STATED PROBLEM: Copy all lines of the listing that include the string "entries".
|---|
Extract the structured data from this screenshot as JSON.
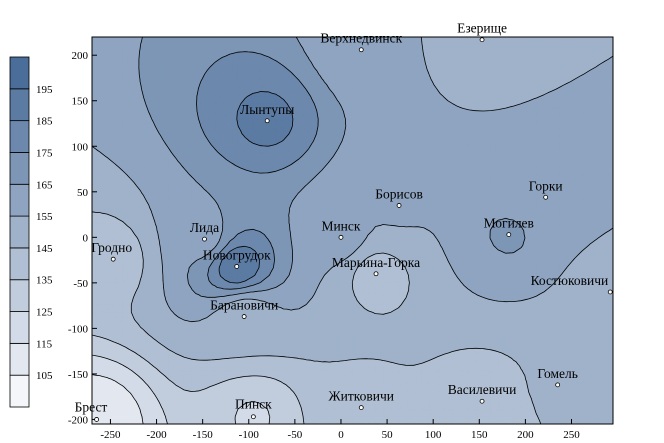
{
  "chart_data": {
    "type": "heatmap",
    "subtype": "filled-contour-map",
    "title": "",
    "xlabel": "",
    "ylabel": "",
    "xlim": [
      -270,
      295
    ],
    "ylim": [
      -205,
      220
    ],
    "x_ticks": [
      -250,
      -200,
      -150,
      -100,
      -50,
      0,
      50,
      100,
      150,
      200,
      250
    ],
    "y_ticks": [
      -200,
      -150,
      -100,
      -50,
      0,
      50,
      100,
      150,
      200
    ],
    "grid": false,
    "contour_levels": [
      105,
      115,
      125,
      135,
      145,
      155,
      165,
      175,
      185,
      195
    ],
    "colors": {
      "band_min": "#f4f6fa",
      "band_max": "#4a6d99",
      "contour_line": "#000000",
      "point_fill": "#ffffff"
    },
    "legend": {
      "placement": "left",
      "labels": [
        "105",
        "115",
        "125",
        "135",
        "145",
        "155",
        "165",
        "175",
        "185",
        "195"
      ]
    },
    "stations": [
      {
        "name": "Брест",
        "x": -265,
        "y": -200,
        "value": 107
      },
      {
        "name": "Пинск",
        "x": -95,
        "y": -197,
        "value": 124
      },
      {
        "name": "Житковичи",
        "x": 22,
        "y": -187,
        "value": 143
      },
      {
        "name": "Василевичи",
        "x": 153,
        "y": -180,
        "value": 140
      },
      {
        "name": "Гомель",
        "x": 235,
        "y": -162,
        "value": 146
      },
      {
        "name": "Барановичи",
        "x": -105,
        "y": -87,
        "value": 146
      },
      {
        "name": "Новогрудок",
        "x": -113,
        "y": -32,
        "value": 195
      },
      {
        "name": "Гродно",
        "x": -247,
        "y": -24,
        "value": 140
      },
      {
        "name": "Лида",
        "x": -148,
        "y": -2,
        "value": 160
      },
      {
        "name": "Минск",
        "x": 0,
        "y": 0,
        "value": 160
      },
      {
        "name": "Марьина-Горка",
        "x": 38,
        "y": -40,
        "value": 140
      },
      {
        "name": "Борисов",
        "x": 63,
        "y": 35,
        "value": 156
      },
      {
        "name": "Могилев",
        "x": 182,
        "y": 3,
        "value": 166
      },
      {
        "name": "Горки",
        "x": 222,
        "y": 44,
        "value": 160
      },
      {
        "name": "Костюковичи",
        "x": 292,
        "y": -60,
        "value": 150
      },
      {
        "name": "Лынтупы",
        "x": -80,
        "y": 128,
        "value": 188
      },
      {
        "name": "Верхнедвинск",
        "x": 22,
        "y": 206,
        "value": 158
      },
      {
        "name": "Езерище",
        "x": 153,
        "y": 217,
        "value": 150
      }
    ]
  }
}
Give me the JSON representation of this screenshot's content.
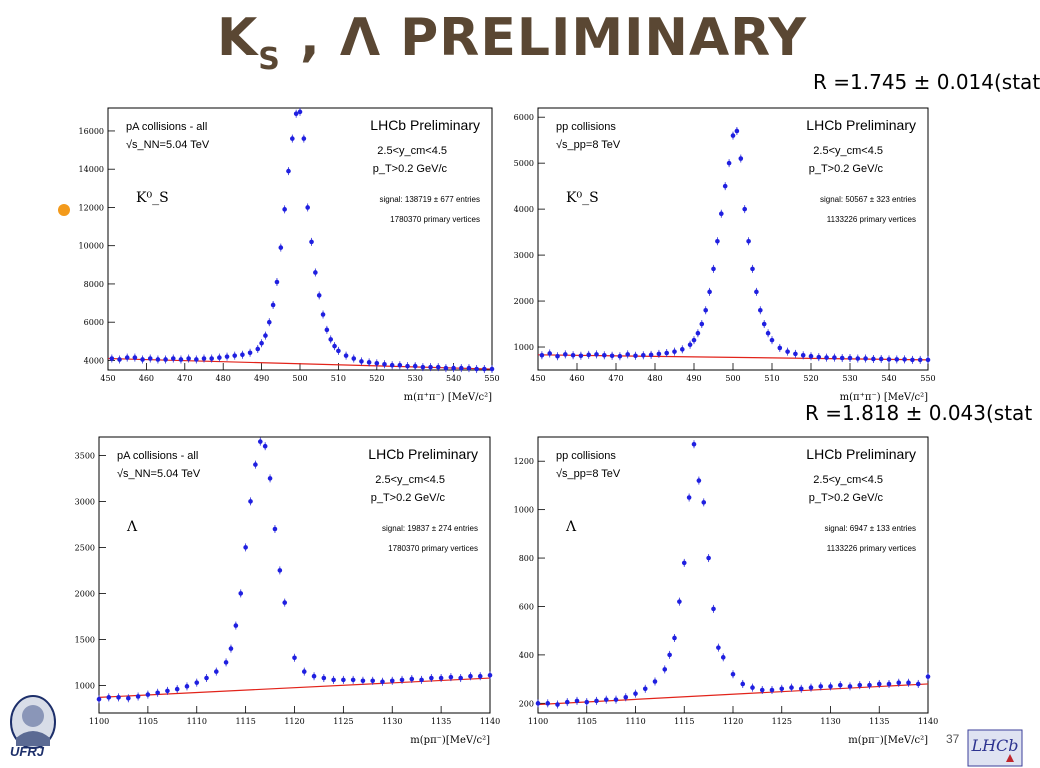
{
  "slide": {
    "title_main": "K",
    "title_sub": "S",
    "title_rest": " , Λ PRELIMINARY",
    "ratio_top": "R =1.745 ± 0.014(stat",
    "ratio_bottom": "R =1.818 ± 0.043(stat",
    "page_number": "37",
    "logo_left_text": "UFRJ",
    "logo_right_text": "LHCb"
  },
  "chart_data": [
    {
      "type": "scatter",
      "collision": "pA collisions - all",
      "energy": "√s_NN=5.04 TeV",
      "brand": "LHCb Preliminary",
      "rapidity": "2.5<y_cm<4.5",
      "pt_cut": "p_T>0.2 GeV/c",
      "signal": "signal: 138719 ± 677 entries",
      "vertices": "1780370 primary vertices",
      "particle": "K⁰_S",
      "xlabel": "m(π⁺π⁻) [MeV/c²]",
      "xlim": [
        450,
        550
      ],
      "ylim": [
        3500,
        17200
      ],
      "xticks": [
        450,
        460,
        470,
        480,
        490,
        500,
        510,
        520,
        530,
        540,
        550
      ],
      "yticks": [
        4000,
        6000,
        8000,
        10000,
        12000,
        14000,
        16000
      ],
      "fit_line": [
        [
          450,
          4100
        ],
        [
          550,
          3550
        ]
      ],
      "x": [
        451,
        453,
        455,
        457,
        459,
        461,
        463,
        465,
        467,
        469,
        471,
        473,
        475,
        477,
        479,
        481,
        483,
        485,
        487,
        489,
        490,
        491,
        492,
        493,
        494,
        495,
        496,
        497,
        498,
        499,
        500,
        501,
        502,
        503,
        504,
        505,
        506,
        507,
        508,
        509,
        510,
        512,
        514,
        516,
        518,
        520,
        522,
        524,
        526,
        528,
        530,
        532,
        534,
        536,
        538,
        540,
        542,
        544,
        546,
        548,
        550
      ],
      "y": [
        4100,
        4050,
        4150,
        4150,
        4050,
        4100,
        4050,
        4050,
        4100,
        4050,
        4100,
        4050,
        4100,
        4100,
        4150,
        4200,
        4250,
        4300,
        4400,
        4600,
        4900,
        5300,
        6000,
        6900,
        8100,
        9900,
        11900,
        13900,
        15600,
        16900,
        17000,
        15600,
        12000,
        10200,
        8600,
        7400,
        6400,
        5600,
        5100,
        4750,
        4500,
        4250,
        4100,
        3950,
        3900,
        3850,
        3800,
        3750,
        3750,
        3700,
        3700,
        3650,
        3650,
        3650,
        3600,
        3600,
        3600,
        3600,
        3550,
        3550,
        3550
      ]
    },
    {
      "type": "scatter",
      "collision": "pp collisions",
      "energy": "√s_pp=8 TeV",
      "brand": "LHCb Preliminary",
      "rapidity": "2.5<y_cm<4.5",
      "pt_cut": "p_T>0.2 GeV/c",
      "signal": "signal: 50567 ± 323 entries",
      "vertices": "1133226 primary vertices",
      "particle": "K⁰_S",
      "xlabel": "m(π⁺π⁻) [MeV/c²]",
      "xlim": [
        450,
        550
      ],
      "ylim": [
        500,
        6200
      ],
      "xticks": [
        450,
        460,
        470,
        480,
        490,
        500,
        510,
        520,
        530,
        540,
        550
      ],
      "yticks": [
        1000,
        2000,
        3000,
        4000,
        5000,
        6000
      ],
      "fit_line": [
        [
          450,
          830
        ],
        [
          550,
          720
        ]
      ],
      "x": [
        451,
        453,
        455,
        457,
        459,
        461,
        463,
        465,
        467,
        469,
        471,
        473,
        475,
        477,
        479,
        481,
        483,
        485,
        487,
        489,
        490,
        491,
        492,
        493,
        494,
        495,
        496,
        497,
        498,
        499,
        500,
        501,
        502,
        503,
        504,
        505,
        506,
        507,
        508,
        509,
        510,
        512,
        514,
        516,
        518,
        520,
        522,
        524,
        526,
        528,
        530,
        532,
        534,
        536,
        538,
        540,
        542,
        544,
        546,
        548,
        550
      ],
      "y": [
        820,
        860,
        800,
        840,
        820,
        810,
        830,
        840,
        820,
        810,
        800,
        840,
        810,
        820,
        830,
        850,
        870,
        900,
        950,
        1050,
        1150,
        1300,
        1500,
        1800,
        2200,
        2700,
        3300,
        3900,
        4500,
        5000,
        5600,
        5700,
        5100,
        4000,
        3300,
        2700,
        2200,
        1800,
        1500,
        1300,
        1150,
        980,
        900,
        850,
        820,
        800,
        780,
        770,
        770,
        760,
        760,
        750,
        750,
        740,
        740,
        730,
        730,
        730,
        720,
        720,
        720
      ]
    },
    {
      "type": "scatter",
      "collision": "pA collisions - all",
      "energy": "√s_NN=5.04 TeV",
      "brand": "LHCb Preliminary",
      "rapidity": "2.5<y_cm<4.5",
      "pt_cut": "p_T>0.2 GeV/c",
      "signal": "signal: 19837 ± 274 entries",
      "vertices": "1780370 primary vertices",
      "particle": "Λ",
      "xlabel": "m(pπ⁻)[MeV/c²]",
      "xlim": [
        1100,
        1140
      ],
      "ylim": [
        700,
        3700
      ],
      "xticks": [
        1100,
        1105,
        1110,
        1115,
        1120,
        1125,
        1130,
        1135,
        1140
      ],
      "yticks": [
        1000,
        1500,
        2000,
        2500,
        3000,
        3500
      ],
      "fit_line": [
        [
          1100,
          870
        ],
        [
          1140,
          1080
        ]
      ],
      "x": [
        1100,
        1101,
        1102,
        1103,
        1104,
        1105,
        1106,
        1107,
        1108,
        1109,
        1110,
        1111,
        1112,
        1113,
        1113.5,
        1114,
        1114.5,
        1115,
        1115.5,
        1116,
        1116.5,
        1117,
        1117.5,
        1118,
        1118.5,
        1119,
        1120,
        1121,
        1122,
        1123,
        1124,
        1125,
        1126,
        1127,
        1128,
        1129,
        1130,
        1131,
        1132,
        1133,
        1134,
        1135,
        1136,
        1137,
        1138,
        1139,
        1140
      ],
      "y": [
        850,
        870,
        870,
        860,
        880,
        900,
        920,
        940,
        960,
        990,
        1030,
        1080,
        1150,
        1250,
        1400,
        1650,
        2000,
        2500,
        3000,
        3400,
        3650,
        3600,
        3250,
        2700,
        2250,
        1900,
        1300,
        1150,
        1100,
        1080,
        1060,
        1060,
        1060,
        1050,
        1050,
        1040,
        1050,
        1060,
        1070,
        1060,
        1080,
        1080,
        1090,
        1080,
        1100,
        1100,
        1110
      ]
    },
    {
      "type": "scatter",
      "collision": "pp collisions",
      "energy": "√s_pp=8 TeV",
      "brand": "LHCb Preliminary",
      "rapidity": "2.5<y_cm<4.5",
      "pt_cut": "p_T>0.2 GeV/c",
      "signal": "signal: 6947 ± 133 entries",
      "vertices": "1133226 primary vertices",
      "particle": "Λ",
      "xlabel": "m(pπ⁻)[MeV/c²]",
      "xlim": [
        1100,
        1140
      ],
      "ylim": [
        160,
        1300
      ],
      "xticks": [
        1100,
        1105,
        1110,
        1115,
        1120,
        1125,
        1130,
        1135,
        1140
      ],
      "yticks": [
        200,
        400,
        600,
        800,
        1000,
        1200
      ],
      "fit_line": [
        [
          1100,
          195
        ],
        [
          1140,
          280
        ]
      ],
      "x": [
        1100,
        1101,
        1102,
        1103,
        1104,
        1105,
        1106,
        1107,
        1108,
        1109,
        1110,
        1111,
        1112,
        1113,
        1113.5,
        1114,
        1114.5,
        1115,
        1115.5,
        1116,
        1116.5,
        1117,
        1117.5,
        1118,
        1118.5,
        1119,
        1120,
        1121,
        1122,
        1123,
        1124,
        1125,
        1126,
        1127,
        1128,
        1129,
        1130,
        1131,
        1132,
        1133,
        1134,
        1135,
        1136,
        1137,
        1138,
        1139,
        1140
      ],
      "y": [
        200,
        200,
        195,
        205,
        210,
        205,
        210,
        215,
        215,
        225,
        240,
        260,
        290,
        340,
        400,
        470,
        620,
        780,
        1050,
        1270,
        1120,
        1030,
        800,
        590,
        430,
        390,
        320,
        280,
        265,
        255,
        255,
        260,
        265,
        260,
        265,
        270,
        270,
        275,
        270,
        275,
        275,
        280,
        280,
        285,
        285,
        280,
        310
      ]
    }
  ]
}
|---|
SOLUTION FOR THIS TASK:
      "signal": "signal: 138719 ± 677 entries",
      "signal": "signal: 50567 ± 323 entries",
      "signal": "signal: 19837 ± 274 entries",
      "signal": "signal: 6947 ± 133 entries",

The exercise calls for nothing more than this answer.